TO DO:
Using the listing beneath this task, count the lines with the word "handle" and write only the result.

TASK INPUT:

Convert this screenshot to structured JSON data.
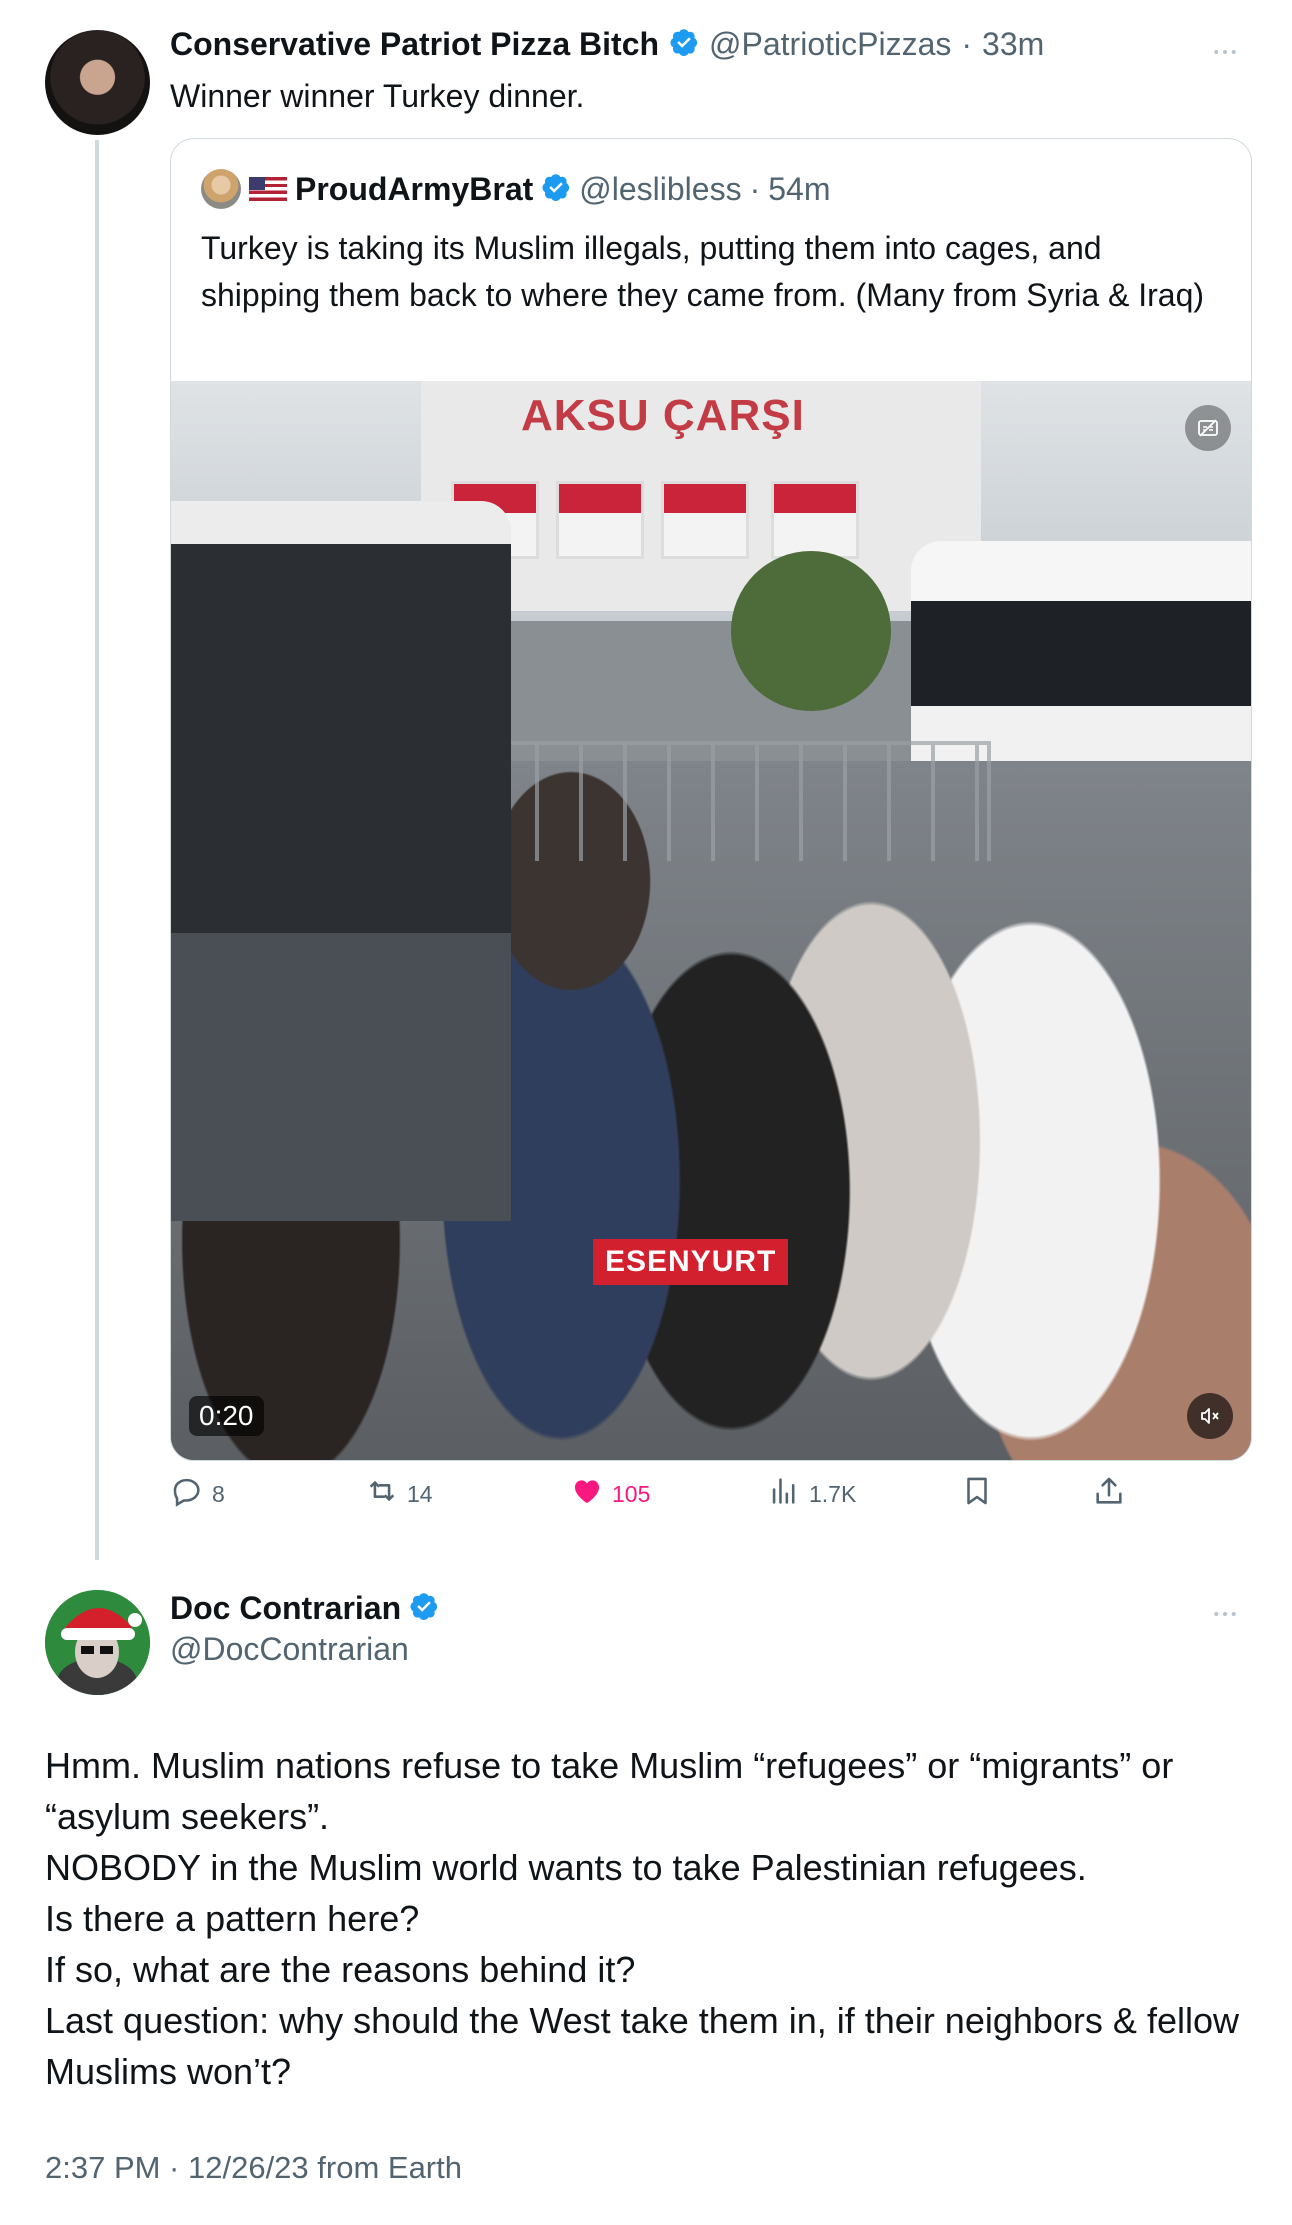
{
  "tweet": {
    "author_name": "Conservative Patriot Pizza Bitch",
    "handle": "@PatrioticPizzas",
    "separator": "·",
    "time": "33m",
    "text": "Winner winner Turkey dinner."
  },
  "quoted_tweet": {
    "author_name": "ProudArmyBrat",
    "handle": "@leslibless",
    "separator": "·",
    "time": "54m",
    "text": "Turkey is taking its Muslim illegals, putting them into cages, and shipping them back to where they came from. (Many from Syria & Iraq)",
    "media": {
      "sign_text": "AKSU ÇARŞI",
      "overlay_label": "ESENYURT",
      "duration": "0:20"
    }
  },
  "actions": {
    "reply_count": "8",
    "retweet_count": "14",
    "like_count": "105",
    "view_count": "1.7K",
    "like_color": "#f91880"
  },
  "reply": {
    "author_name": "Doc Contrarian",
    "handle": "@DocContrarian",
    "lines": [
      "Hmm. Muslim nations refuse to take Muslim “refugees” or “migrants” or “asylum seekers”.",
      "NOBODY in the Muslim world wants to take Palestinian refugees.",
      "Is there a pattern here?",
      "If so, what are the reasons behind it?",
      "Last question: why should the West take them in, if their neighbors & fellow Muslims won’t?"
    ],
    "timestamp": "2:37 PM · 12/26/23 from Earth"
  },
  "colors": {
    "verified_blue": "#1d9bf0",
    "text_primary": "#0f1419",
    "text_secondary": "#536471",
    "border": "#cfd9de"
  },
  "icons": [
    "verified-badge-icon",
    "more-icon",
    "reply-icon",
    "retweet-icon",
    "heart-icon",
    "views-icon",
    "bookmark-icon",
    "share-icon",
    "mute-icon",
    "captions-icon"
  ]
}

COMPLETED EXERCISE:
3